Temporal entrapment, thus, is based on crime-focused (deference to judicial reasoning) and ‘character-determinism’ (constructing an ‘incorrigible prisoner’ beyond reform) narratives (Lacey, 2016). This theme logic that signals openly the impossibility of the lifers’ reform; the first narrative even makes the rehabilitation question unnecessary since the crime severity, as the single question asked, already determined in court.
‘Perverse Mentality’: Performing Disguised Punitivism
The second discourse mobilised to use RBCS shows how the SRB disguises punitivism in the review process operationalised through the generic categories of ‘risk’, ‘public order’, ‘dangerousness’, ‘lack/inability of reformation’ and similar terms. While the meaning of ‘punitivism’ as a theoretical concept lacks consensus (Matthews, 2014) it is broadly understood as ‘an unspecified mix of attitudes, enactments, motivations, policies, practices, and ways of thinking that, taken together, express greater intolerance of deviance and deviants, and greater support for harsher policies and severer punishments’ (Tonry, 2007: 7).

-- RECORDS PROVIDED --

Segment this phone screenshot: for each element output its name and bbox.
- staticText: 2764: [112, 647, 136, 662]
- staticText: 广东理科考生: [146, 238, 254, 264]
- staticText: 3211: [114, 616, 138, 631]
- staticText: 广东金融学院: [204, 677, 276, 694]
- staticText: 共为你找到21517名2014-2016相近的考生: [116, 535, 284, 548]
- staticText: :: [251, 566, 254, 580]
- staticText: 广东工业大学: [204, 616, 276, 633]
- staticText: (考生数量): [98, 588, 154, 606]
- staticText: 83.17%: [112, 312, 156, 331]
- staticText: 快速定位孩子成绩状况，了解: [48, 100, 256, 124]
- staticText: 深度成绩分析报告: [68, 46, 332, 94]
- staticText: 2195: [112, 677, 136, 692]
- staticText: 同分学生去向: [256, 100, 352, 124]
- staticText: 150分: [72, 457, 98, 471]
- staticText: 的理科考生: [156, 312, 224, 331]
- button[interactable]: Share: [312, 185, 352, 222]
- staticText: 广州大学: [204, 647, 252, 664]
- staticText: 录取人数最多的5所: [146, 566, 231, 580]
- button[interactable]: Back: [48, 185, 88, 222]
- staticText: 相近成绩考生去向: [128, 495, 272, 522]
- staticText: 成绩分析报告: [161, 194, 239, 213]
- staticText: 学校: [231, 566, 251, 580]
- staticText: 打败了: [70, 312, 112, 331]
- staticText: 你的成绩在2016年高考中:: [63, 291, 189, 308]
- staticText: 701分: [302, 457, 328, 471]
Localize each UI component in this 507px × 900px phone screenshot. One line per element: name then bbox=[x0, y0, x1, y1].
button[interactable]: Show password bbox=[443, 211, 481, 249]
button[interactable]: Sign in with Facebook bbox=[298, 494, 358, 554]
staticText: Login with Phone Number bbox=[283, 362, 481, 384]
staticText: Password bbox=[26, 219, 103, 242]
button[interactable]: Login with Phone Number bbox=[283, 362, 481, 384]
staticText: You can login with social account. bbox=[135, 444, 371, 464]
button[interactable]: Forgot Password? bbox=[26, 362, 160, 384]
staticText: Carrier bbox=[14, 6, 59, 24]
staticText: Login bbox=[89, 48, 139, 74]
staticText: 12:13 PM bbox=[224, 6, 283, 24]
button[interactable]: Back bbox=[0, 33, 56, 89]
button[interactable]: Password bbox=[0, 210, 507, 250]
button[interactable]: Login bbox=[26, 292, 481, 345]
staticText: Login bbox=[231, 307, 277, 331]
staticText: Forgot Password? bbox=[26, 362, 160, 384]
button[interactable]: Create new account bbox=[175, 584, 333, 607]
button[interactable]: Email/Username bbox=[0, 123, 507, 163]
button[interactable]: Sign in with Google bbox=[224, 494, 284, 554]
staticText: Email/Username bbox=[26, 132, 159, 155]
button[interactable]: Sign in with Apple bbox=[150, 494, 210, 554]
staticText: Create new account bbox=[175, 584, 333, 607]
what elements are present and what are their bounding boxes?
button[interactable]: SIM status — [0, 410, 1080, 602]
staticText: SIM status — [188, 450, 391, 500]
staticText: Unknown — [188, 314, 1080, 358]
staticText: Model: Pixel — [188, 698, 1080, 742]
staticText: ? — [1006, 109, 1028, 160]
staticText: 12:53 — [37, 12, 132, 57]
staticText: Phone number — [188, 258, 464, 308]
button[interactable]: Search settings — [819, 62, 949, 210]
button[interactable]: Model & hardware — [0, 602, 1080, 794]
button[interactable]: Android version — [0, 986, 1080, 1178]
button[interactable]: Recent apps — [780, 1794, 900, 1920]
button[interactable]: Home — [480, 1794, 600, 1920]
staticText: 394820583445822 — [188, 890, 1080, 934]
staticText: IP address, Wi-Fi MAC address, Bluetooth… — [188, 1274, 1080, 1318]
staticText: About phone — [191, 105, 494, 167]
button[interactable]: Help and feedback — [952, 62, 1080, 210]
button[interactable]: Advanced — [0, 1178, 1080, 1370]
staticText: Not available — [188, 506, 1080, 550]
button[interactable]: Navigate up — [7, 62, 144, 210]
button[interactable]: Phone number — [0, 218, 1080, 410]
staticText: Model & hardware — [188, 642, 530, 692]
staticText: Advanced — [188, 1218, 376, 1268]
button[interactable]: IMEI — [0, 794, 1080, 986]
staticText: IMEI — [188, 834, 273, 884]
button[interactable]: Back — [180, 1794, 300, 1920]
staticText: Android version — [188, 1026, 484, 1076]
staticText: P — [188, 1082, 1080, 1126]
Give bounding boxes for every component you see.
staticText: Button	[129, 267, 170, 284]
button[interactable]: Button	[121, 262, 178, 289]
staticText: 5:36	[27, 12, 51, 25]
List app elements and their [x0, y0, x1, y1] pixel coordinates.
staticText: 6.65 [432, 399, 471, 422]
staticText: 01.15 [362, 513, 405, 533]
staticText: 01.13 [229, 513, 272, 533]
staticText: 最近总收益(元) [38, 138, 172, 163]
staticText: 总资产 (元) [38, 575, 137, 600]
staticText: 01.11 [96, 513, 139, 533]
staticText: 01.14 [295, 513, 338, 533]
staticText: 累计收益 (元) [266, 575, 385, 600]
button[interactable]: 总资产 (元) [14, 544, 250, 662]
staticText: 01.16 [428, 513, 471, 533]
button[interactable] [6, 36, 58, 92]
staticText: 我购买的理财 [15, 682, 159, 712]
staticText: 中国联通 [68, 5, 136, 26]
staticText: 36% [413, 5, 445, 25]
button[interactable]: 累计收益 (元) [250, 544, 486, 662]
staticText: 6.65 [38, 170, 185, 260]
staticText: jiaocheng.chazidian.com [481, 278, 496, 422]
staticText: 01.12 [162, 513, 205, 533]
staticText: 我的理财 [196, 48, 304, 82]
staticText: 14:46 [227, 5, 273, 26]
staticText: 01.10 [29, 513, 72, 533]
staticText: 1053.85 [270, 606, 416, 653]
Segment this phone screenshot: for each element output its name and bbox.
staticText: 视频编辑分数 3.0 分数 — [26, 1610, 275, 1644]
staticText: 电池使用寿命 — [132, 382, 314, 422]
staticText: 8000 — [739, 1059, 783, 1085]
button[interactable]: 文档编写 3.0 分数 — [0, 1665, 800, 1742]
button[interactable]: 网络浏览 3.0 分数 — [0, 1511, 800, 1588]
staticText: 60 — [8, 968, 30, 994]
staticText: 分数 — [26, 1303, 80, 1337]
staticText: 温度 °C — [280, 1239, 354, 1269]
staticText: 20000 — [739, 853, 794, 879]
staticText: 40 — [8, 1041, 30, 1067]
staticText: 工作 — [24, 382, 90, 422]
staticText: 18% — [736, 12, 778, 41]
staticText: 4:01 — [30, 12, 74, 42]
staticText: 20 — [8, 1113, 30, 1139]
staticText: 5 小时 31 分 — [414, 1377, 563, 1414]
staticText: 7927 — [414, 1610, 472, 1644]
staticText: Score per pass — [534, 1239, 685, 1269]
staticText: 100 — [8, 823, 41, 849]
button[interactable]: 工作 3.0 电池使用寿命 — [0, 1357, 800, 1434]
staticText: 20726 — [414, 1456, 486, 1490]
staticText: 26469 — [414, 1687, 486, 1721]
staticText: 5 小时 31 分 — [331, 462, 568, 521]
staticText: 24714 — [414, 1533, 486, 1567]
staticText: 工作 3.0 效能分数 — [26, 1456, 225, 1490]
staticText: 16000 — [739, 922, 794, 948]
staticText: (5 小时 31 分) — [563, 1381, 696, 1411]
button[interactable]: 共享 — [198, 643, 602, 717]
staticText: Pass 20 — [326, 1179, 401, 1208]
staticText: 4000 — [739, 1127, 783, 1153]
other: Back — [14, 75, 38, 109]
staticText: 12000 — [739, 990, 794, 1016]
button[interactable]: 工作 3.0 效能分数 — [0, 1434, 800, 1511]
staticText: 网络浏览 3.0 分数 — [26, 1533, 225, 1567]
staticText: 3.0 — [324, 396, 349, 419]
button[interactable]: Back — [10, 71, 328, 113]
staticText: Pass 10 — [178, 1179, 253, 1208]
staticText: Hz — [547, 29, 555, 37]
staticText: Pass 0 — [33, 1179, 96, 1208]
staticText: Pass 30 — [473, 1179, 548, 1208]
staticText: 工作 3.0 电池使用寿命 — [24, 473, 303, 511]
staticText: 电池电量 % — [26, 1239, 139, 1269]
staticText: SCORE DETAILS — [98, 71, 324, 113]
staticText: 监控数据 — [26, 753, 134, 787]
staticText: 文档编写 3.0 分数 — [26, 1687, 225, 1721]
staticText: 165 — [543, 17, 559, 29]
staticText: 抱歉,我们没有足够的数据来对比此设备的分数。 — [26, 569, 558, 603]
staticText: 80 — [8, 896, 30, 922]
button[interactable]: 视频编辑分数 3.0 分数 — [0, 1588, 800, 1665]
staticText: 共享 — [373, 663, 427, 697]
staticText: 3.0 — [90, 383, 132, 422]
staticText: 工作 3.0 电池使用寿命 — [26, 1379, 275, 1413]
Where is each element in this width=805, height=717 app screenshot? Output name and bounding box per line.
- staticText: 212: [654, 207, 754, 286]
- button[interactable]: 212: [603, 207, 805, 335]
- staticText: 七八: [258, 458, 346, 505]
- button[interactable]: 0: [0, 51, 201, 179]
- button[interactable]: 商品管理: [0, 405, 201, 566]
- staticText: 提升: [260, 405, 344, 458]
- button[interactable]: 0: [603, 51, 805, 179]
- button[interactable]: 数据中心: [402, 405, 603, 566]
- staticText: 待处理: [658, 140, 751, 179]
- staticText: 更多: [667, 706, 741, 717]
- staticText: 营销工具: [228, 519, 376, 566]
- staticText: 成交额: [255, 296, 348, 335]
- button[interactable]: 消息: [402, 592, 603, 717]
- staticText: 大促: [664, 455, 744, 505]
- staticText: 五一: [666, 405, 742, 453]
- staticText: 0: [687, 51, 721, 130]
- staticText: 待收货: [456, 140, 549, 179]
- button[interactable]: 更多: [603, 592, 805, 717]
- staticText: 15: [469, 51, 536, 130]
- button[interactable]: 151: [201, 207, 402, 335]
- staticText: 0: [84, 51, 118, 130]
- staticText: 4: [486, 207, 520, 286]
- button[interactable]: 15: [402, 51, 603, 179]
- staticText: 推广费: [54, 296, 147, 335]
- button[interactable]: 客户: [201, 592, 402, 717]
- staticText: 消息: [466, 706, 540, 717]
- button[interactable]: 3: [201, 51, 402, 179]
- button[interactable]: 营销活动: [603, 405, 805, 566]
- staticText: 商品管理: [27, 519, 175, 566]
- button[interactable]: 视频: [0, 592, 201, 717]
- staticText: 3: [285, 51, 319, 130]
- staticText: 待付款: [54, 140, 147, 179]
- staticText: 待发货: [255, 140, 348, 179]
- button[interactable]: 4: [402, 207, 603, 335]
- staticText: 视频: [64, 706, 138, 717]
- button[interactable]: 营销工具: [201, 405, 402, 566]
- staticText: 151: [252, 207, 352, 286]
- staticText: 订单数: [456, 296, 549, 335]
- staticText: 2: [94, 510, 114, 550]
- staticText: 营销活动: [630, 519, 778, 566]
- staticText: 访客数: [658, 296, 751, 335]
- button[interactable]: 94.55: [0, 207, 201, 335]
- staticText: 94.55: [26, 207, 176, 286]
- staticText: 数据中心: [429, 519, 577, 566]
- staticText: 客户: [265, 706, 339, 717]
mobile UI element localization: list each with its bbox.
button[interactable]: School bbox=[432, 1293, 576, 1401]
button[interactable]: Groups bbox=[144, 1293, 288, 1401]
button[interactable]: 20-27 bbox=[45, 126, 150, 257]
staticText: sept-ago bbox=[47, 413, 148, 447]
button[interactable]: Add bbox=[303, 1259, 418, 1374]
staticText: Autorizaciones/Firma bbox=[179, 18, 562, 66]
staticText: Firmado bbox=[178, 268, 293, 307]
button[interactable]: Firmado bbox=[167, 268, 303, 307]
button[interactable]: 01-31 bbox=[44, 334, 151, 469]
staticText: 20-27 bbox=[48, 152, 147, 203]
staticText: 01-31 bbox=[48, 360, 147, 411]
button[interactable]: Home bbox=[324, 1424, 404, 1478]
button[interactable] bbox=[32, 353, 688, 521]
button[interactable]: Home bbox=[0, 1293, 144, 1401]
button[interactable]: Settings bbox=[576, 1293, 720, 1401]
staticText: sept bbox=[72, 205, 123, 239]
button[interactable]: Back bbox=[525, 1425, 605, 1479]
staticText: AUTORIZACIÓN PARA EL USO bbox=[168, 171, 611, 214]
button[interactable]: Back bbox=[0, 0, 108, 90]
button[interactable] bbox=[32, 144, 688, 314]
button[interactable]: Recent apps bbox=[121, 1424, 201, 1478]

-- WHAT TO WORK ON --
1. Answer these questions using the excerpt on punitivism in lifer reviews.
(a) Which source is cited for the crime-focused and ‘character-determinism’ narratives?
(b) According to the excerpt, what does the SRB disguise in the review process?
(c) Which source is cited as saying that the meaning of ‘punitivism’ lacks consensus?
2. Resume the excerpt on punitivism in lifer reviews, starting after its last sentence and keeping its academic tone.

-- OUTPUTS FOR THE TASKS --
1.
(a) Lacey, 2016.
(b) Punitivism.
(c) Matthews, 2014.

2.
During the interviews, two narratives emerged that indicate the ‘punitive creep’ in the SRB's decision-making for serious offenders: (a) general deterrence and crime prevention, and (b) punitive public opinion. These themes assisted the SRB in reconceptualising the review process as serving penological goals that are extraneous to and transcend the legal framework.
General Deterrence and Crime Prevention
The members further disguised punitivism by situating the review of serious offenders in the wider discourse on ‘public interest’ that combined the different, but related, discourses of general deterrence and crime prevention. The review process was viewed as serving a utilitarian function, with a ‘tough stance’ (interviewee 4) contributing to fostering deterrence and crime prevention in the public interest. The deterrence logic is prospective and consequentialist in nature, invoked to prevent crimes by addressing future behaviour. The decision in serious cases was perceived as ‘sending a message to the society’ (interviewee 8), that ‘we will not go easy on rapists’ (interviewee 6). Typologies like ‘the wrong message to society’, ‘fear of punishment’, and ‘cannot appear as going easy’ featured strongly in the interviewees’ logic underscoring RBCS.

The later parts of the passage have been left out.